Challenge. What number of lines hold the word "Release"? State that number and nothing besides.

Material for this exercise.
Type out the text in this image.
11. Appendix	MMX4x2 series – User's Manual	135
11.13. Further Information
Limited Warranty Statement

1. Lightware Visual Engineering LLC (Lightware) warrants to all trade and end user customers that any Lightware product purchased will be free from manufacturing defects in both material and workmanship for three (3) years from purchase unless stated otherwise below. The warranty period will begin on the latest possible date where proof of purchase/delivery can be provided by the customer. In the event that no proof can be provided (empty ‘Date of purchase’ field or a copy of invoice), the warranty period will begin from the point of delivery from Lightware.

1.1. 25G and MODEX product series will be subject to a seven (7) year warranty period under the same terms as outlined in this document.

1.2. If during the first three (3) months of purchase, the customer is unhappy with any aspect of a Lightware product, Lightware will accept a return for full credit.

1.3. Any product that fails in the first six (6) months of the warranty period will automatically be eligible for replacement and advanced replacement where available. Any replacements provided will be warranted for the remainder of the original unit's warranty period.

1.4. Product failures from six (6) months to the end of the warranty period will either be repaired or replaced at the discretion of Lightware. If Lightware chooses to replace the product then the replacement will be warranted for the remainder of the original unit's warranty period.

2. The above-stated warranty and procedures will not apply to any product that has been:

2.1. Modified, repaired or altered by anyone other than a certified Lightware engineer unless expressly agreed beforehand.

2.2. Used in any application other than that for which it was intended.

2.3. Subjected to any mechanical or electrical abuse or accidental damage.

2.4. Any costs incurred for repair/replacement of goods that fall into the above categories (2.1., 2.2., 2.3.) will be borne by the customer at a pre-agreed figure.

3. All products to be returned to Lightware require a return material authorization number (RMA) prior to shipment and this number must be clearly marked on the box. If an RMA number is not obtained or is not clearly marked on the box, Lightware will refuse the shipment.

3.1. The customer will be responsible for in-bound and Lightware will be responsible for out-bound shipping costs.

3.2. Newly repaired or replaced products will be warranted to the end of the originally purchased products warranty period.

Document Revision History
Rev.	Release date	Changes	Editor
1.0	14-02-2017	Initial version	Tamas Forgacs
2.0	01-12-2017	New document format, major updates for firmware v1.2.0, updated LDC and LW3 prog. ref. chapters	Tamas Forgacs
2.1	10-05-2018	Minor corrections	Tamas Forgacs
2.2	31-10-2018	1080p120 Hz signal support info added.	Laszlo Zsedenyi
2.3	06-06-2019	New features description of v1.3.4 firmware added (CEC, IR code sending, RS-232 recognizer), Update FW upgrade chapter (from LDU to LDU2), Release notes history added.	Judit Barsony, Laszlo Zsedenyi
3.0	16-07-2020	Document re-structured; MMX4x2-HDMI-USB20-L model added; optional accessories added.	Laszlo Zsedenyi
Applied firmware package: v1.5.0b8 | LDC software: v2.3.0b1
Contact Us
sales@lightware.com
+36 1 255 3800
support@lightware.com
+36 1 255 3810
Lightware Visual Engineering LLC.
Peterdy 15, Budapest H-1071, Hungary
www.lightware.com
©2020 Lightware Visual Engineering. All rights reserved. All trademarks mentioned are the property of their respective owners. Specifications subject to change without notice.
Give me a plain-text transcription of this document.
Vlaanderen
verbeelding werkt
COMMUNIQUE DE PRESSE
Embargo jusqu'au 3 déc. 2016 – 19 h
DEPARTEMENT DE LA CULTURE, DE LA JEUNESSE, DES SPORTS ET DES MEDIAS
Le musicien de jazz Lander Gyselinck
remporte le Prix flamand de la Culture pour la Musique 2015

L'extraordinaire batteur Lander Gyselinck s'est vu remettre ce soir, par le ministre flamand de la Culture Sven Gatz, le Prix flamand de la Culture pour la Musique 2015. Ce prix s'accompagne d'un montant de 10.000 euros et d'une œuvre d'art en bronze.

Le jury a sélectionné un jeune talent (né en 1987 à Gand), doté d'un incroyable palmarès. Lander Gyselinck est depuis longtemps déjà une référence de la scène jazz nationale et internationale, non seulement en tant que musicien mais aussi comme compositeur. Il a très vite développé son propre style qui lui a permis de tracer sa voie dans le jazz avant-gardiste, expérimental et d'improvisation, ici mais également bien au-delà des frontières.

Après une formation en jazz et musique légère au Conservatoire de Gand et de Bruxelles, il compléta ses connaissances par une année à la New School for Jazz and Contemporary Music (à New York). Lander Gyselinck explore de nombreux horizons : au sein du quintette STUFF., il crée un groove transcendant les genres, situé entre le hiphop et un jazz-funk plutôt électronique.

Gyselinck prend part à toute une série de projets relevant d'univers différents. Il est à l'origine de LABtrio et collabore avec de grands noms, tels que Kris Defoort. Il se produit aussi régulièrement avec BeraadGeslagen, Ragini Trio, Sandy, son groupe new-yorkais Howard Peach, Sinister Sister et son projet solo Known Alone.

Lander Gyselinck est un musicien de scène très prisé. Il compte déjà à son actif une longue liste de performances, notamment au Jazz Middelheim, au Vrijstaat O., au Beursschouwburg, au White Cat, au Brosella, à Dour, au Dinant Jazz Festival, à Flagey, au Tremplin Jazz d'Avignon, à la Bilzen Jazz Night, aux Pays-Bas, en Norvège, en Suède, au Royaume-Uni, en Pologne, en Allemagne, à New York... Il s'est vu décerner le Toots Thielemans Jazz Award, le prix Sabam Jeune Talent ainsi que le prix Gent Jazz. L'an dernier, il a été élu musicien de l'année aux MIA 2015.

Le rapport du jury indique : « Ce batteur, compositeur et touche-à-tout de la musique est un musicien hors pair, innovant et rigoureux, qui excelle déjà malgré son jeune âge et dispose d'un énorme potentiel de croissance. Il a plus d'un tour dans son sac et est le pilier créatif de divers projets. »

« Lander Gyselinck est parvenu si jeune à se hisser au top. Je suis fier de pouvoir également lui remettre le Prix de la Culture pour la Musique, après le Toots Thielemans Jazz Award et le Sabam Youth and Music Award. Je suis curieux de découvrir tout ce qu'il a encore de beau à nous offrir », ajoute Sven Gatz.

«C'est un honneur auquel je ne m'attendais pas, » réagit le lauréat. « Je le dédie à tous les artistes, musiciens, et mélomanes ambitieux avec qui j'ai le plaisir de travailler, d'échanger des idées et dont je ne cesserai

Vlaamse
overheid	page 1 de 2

Worked solution. 2